======== INPUT FOR THIS TASK ========

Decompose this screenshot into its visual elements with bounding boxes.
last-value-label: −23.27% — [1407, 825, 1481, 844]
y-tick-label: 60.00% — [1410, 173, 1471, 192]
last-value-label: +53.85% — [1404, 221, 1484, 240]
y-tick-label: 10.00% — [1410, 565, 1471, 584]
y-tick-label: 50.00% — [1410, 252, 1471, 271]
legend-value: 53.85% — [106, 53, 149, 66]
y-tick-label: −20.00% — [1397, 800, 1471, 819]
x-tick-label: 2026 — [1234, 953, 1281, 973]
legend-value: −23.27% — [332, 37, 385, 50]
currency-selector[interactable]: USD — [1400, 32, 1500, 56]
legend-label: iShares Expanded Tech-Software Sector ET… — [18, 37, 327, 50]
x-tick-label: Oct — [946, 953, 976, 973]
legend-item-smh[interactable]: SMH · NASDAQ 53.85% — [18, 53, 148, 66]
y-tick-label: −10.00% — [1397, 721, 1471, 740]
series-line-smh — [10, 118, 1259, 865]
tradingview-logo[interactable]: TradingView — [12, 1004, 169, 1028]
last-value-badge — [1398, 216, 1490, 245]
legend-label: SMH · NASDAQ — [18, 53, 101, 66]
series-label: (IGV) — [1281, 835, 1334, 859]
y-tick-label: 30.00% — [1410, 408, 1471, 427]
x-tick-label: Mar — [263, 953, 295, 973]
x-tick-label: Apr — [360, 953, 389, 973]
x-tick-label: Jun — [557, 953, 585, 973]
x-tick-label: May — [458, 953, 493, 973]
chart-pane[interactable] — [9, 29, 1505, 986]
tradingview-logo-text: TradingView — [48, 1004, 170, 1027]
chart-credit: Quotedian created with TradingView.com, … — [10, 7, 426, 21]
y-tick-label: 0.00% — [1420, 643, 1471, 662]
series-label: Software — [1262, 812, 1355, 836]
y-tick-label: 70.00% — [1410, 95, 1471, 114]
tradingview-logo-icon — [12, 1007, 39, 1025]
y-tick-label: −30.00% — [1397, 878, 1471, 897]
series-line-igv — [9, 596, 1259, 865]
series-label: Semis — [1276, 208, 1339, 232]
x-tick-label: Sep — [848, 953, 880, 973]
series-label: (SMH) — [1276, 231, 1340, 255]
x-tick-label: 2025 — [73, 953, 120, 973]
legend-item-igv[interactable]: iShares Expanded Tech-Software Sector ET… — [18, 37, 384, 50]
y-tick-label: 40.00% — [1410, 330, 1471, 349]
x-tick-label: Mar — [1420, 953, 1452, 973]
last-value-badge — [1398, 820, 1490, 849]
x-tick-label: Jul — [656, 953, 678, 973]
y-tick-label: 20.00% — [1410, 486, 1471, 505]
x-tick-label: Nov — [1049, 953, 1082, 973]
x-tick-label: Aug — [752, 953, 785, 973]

========

*TASK GOAL*: Return each line of the data above verbatim, from the first line through the last, with nothing altered, added, or omitted.

*FULL SOLUTION*:
Decompose this screenshot into its visual elements with bounding boxes.
last-value-label: −23.27% — [1407, 825, 1481, 844]
y-tick-label: 60.00% — [1410, 173, 1471, 192]
last-value-label: +53.85% — [1404, 221, 1484, 240]
y-tick-label: 10.00% — [1410, 565, 1471, 584]
y-tick-label: 50.00% — [1410, 252, 1471, 271]
legend-value: 53.85% — [106, 53, 149, 66]
y-tick-label: −20.00% — [1397, 800, 1471, 819]
x-tick-label: 2026 — [1234, 953, 1281, 973]
legend-value: −23.27% — [332, 37, 385, 50]
currency-selector[interactable]: USD — [1400, 32, 1500, 56]
legend-label: iShares Expanded Tech-Software Sector ET… — [18, 37, 327, 50]
x-tick-label: Oct — [946, 953, 976, 973]
legend-item-smh[interactable]: SMH · NASDAQ 53.85% — [18, 53, 148, 66]
y-tick-label: −10.00% — [1397, 721, 1471, 740]
series-line-smh — [10, 118, 1259, 865]
tradingview-logo[interactable]: TradingView — [12, 1004, 169, 1028]
last-value-badge — [1398, 216, 1490, 245]
legend-label: SMH · NASDAQ — [18, 53, 101, 66]
series-label: (IGV) — [1281, 835, 1334, 859]
y-tick-label: 30.00% — [1410, 408, 1471, 427]
x-tick-label: Mar — [263, 953, 295, 973]
x-tick-label: Apr — [360, 953, 389, 973]
x-tick-label: Jun — [557, 953, 585, 973]
x-tick-label: May — [458, 953, 493, 973]
chart-pane[interactable] — [9, 29, 1505, 986]
tradingview-logo-text: TradingView — [48, 1004, 170, 1027]
chart-credit: Quotedian created with TradingView.com, … — [10, 7, 426, 21]
y-tick-label: 0.00% — [1420, 643, 1471, 662]
series-label: Software — [1262, 812, 1355, 836]
y-tick-label: 70.00% — [1410, 95, 1471, 114]
tradingview-logo-icon — [12, 1007, 39, 1025]
y-tick-label: −30.00% — [1397, 878, 1471, 897]
series-line-igv — [9, 596, 1259, 865]
series-label: Semis — [1276, 208, 1339, 232]
x-tick-label: Sep — [848, 953, 880, 973]
series-label: (SMH) — [1276, 231, 1340, 255]
x-tick-label: 2025 — [73, 953, 120, 973]
legend-item-igv[interactable]: iShares Expanded Tech-Software Sector ET… — [18, 37, 384, 50]
y-tick-label: 40.00% — [1410, 330, 1471, 349]
x-tick-label: Mar — [1420, 953, 1452, 973]
last-value-badge — [1398, 820, 1490, 849]
x-tick-label: Jul — [656, 953, 678, 973]
y-tick-label: 20.00% — [1410, 486, 1471, 505]
x-tick-label: Nov — [1049, 953, 1082, 973]
x-tick-label: Aug — [752, 953, 785, 973]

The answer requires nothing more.